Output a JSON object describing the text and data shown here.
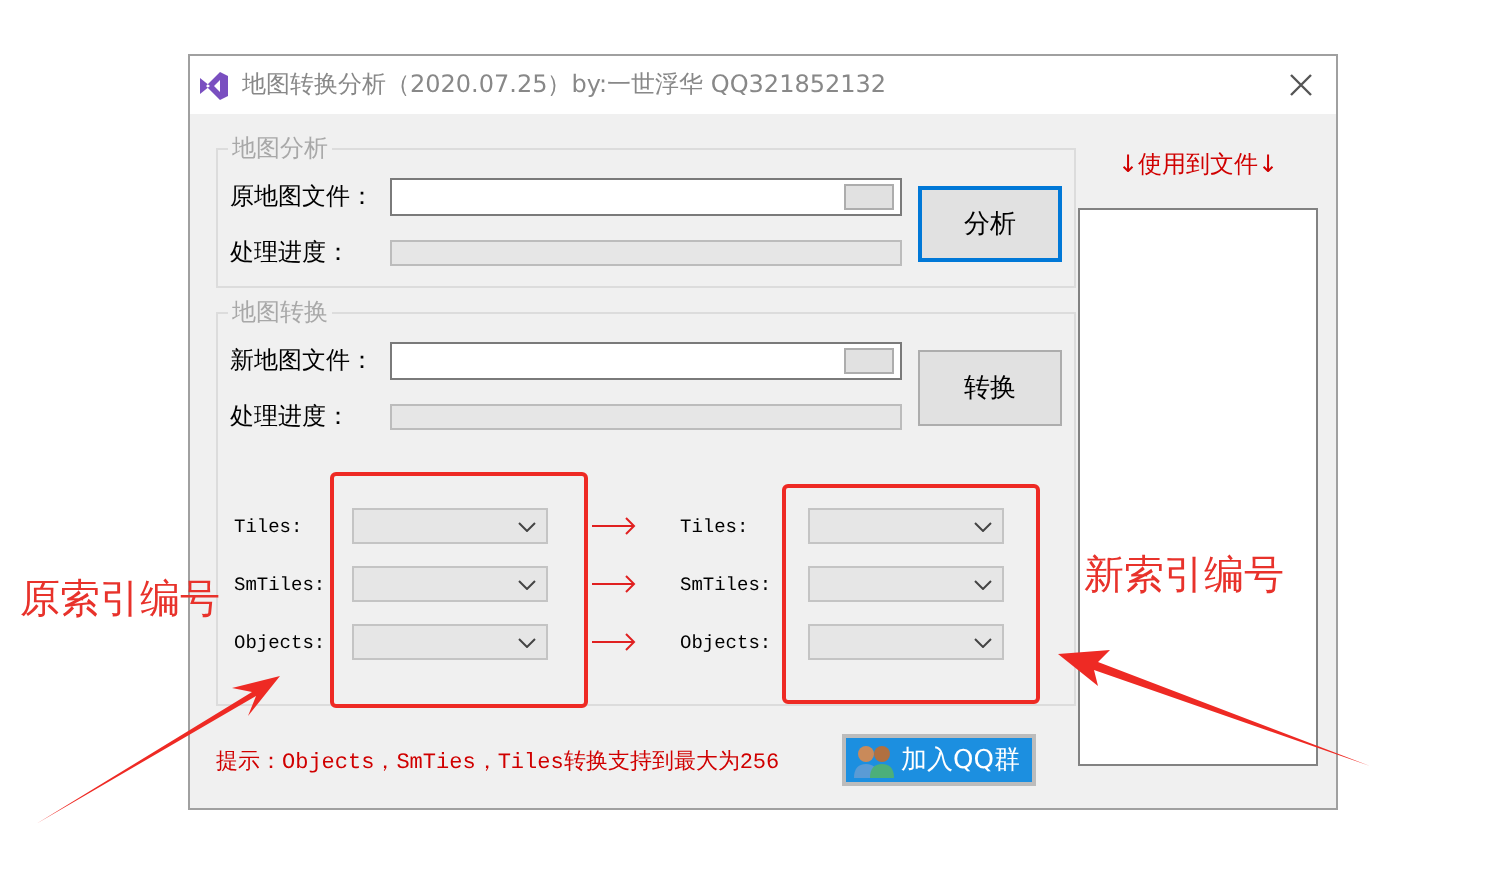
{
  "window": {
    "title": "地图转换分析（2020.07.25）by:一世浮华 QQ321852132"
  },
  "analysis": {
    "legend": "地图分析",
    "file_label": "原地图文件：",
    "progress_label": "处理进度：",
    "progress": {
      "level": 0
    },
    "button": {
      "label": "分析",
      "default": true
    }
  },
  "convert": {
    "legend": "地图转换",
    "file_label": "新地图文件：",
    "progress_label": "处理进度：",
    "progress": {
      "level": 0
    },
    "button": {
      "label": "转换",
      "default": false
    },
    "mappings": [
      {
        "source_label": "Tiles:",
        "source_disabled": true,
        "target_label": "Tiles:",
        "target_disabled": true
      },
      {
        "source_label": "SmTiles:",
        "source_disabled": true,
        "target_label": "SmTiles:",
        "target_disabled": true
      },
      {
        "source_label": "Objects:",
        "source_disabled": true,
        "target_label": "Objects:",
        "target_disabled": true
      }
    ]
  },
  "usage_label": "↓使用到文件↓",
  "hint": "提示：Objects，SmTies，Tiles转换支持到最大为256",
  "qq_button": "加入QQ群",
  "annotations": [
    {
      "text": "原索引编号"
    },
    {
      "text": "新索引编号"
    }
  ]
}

———

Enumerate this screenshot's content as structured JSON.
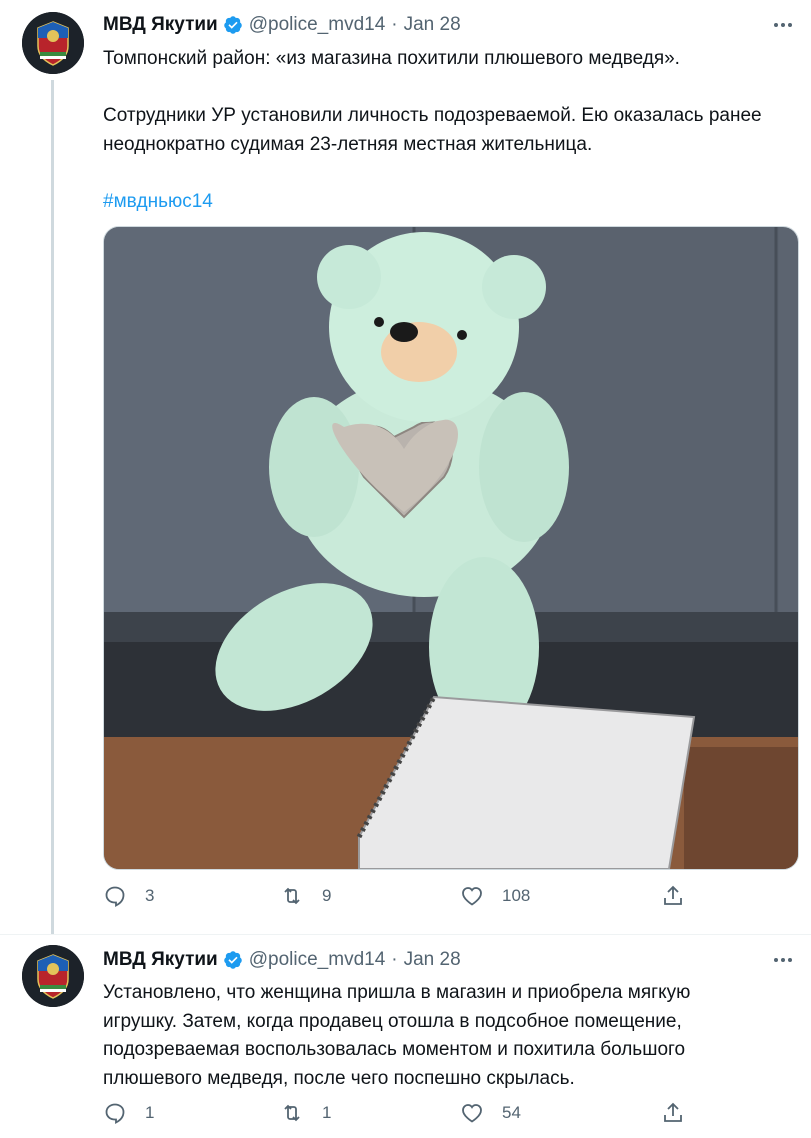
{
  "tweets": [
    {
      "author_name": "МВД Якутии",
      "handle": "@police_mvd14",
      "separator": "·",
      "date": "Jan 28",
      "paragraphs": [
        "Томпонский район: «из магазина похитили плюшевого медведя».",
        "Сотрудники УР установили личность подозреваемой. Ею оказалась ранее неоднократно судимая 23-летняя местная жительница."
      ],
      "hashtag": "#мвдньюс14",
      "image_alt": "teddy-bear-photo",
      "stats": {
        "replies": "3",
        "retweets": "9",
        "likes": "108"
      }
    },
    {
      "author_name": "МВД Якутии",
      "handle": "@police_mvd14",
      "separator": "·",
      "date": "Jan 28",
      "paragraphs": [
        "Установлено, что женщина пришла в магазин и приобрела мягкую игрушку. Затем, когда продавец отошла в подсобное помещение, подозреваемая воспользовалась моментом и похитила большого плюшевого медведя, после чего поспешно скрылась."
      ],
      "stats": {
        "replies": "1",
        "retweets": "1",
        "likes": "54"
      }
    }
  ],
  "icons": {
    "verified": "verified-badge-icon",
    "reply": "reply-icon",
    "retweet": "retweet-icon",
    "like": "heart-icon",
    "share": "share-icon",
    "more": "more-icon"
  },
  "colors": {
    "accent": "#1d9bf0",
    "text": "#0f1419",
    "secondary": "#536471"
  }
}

———

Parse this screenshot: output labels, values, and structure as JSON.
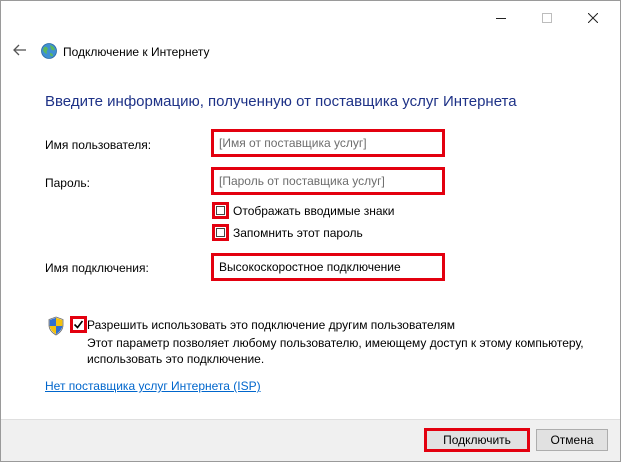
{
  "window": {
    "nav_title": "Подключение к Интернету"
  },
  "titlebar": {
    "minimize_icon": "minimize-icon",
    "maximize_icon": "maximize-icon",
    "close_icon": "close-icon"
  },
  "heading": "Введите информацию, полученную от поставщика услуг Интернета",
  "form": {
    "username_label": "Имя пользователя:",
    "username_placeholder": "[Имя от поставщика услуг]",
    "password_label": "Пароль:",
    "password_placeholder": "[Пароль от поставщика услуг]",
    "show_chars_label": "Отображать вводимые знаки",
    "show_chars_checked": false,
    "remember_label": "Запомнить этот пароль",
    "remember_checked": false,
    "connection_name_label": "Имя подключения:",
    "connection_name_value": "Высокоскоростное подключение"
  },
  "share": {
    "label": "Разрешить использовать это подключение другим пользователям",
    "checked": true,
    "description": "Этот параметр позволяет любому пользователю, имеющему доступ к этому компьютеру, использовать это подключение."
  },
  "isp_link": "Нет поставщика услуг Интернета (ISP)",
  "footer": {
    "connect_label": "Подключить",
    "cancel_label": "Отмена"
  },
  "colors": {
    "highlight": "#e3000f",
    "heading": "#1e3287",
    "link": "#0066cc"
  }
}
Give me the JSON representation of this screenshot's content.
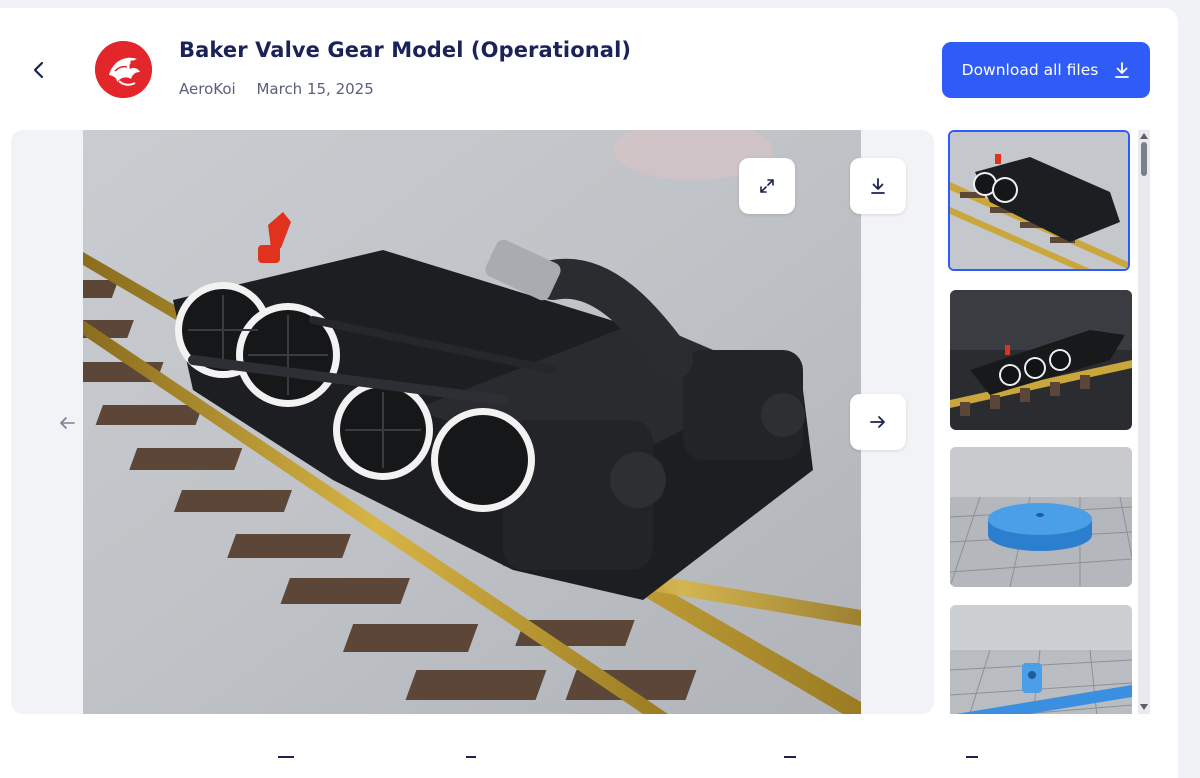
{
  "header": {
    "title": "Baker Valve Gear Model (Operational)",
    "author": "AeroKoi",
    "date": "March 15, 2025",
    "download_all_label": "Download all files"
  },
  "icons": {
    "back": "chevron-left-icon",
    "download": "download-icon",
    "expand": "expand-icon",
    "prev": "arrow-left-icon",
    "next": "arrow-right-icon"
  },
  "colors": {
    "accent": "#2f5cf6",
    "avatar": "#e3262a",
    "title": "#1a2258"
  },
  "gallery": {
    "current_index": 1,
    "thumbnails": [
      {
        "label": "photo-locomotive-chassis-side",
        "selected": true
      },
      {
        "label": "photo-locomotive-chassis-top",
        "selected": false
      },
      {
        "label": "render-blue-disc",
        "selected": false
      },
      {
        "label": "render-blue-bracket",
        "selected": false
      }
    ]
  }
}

———

Given task -
Show each line holding the word "медведя".

Solution to this problem -
        "Томпонский район: «из магазина похитили плюшевого медведя».",
        "Установлено, что женщина пришла в магазин и приобрела мягкую игрушку. Затем, когда продавец отошла в подсобное помещение, подозреваемая воспользовалась моментом и похитила большого плюшевого медведя, после чего поспешно скрылась."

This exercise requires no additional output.